### Given exercise:
Pull out every line in the entries below that contains the string "series".

### Data to process:
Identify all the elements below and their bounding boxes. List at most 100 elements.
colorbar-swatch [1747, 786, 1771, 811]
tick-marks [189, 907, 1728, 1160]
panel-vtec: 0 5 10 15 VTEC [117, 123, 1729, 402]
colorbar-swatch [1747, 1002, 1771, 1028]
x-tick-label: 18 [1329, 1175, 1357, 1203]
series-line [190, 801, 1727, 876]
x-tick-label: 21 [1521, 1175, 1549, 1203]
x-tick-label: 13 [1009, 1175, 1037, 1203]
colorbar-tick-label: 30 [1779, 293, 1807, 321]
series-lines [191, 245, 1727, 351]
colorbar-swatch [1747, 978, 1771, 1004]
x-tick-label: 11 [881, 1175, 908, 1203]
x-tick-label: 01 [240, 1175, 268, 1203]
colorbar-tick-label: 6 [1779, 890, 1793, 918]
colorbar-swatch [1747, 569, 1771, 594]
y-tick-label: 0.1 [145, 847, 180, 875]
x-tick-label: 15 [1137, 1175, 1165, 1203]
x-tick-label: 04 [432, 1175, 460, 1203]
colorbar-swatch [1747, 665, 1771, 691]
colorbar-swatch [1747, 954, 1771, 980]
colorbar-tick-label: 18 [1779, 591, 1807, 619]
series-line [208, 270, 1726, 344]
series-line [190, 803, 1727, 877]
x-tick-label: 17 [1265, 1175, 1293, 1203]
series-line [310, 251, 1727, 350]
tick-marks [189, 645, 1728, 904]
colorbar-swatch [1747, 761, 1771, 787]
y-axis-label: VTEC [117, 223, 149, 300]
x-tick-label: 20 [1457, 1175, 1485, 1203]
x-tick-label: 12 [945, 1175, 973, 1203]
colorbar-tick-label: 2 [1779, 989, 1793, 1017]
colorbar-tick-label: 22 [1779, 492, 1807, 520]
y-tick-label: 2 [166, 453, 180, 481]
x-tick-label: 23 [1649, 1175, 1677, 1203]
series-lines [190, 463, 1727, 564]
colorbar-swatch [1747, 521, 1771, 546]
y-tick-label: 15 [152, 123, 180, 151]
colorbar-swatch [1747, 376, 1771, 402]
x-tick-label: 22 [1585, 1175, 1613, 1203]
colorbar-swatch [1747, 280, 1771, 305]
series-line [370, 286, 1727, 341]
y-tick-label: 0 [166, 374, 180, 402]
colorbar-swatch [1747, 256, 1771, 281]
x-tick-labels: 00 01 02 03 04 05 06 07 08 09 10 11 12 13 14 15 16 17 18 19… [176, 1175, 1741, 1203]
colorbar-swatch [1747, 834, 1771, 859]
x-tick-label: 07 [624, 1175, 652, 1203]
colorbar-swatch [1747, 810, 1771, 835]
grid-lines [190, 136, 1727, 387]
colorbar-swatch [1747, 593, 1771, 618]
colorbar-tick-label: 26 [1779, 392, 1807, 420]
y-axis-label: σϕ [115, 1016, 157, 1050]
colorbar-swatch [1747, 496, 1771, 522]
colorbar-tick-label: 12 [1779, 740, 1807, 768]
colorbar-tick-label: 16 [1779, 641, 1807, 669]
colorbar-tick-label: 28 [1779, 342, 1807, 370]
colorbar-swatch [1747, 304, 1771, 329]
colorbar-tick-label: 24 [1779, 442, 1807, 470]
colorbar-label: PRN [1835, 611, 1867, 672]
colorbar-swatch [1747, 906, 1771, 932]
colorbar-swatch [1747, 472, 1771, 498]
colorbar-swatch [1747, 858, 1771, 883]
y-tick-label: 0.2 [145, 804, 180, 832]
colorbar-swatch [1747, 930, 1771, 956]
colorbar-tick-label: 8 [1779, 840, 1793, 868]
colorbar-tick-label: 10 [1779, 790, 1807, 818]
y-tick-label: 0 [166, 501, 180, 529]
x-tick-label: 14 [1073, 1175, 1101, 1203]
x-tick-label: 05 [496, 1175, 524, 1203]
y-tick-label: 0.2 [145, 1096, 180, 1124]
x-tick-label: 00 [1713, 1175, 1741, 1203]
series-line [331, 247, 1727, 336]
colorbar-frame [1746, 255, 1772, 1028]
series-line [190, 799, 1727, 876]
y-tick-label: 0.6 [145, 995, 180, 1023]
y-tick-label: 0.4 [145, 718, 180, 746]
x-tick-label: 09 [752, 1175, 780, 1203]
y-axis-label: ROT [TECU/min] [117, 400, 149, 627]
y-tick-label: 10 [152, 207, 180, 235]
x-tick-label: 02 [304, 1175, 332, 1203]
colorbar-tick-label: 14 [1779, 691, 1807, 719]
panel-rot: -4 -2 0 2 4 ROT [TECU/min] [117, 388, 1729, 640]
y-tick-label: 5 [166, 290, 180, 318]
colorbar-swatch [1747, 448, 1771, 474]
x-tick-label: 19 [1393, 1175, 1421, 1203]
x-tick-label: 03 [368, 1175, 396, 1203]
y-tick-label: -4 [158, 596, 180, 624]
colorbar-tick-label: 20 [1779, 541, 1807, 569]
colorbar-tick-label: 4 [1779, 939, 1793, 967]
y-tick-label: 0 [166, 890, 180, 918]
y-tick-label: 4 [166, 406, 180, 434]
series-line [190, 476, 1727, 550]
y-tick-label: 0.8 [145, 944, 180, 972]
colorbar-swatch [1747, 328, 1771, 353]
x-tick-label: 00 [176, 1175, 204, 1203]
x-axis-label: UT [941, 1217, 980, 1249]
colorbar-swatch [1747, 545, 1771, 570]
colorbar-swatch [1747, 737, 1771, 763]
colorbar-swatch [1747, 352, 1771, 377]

### Correct result:
series-line [190, 801, 1727, 876]
series-lines [191, 245, 1727, 351]
series-line [208, 270, 1726, 344]
series-line [190, 803, 1727, 877]
series-line [310, 251, 1727, 350]
series-lines [190, 463, 1727, 564]
series-line [370, 286, 1727, 341]
series-line [331, 247, 1727, 336]
series-line [190, 799, 1727, 876]
series-line [190, 476, 1727, 550]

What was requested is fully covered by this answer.